Entries with figure data

>>>

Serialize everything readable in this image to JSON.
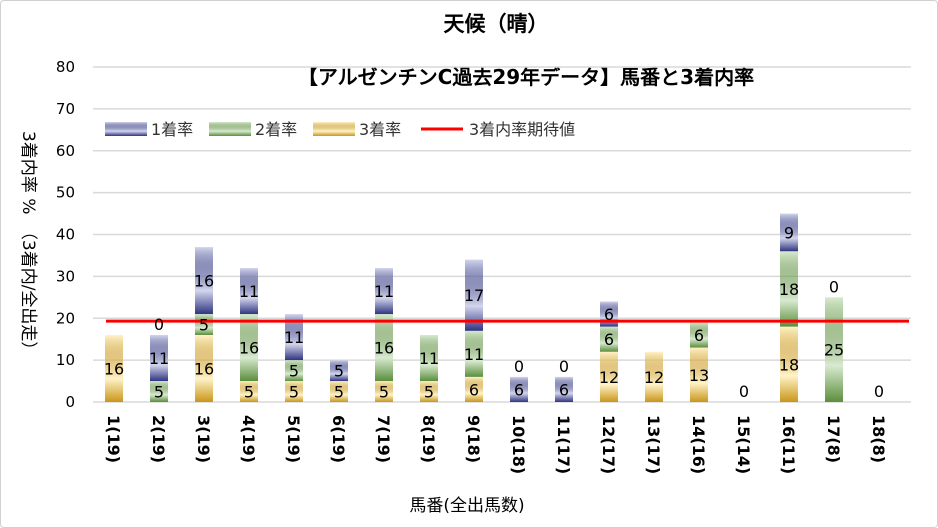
{
  "chart_data": {
    "type": "bar",
    "stacked": true,
    "title": "天候（晴）",
    "subtitle": "【アルゼンチンC過去29年データ】馬番と3着内率",
    "xlabel": "馬番(全出馬数)",
    "ylabel": "3着内率 %　（3着内/全出走）",
    "ylim": [
      0,
      80
    ],
    "yticks": [
      0,
      10,
      20,
      30,
      40,
      50,
      60,
      70,
      80
    ],
    "grid": true,
    "legend_placement": "top-left",
    "categories": [
      "1(19)",
      "2(19)",
      "3(19)",
      "4(19)",
      "5(19)",
      "6(19)",
      "7(19)",
      "8(19)",
      "9(18)",
      "10(18)",
      "11(17)",
      "12(17)",
      "13(17)",
      "14(16)",
      "15(14)",
      "16(11)",
      "17(8)",
      "18(8)"
    ],
    "series": [
      {
        "name": "3着率",
        "color": "#c9961a",
        "values": [
          16,
          0,
          16,
          5,
          5,
          5,
          5,
          5,
          6,
          0,
          0,
          12,
          12,
          13,
          0,
          18,
          0,
          0
        ]
      },
      {
        "name": "2着率",
        "color": "#5b8e3c",
        "values": [
          0,
          5,
          5,
          16,
          5,
          0,
          16,
          11,
          11,
          0,
          0,
          6,
          0,
          6,
          0,
          18,
          25,
          0
        ]
      },
      {
        "name": "1着率",
        "color": "#2f3480",
        "values": [
          0,
          11,
          16,
          11,
          11,
          5,
          11,
          0,
          17,
          6,
          6,
          6,
          0,
          0,
          0,
          9,
          0,
          0
        ]
      }
    ],
    "reference_line": {
      "name": "3着内率期待値",
      "color": "#ff0000",
      "value": 19.3
    }
  }
}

<<<

Required task: Repeat the records above exactly, leaving out any pictures they contain.

Solution to this exercise:
Serialize everything readable in this image to JSON.
{
  "chart_data": {
    "type": "bar",
    "stacked": true,
    "title": "天候（晴）",
    "subtitle": "【アルゼンチンC過去29年データ】馬番と3着内率",
    "xlabel": "馬番(全出馬数)",
    "ylabel": "3着内率 %　（3着内/全出走）",
    "ylim": [
      0,
      80
    ],
    "yticks": [
      0,
      10,
      20,
      30,
      40,
      50,
      60,
      70,
      80
    ],
    "grid": true,
    "legend_placement": "top-left",
    "categories": [
      "1(19)",
      "2(19)",
      "3(19)",
      "4(19)",
      "5(19)",
      "6(19)",
      "7(19)",
      "8(19)",
      "9(18)",
      "10(18)",
      "11(17)",
      "12(17)",
      "13(17)",
      "14(16)",
      "15(14)",
      "16(11)",
      "17(8)",
      "18(8)"
    ],
    "series": [
      {
        "name": "3着率",
        "color": "#c9961a",
        "values": [
          16,
          0,
          16,
          5,
          5,
          5,
          5,
          5,
          6,
          0,
          0,
          12,
          12,
          13,
          0,
          18,
          0,
          0
        ]
      },
      {
        "name": "2着率",
        "color": "#5b8e3c",
        "values": [
          0,
          5,
          5,
          16,
          5,
          0,
          16,
          11,
          11,
          0,
          0,
          6,
          0,
          6,
          0,
          18,
          25,
          0
        ]
      },
      {
        "name": "1着率",
        "color": "#2f3480",
        "values": [
          0,
          11,
          16,
          11,
          11,
          5,
          11,
          0,
          17,
          6,
          6,
          6,
          0,
          0,
          0,
          9,
          0,
          0
        ]
      }
    ],
    "reference_line": {
      "name": "3着内率期待値",
      "color": "#ff0000",
      "value": 19.3
    }
  }
}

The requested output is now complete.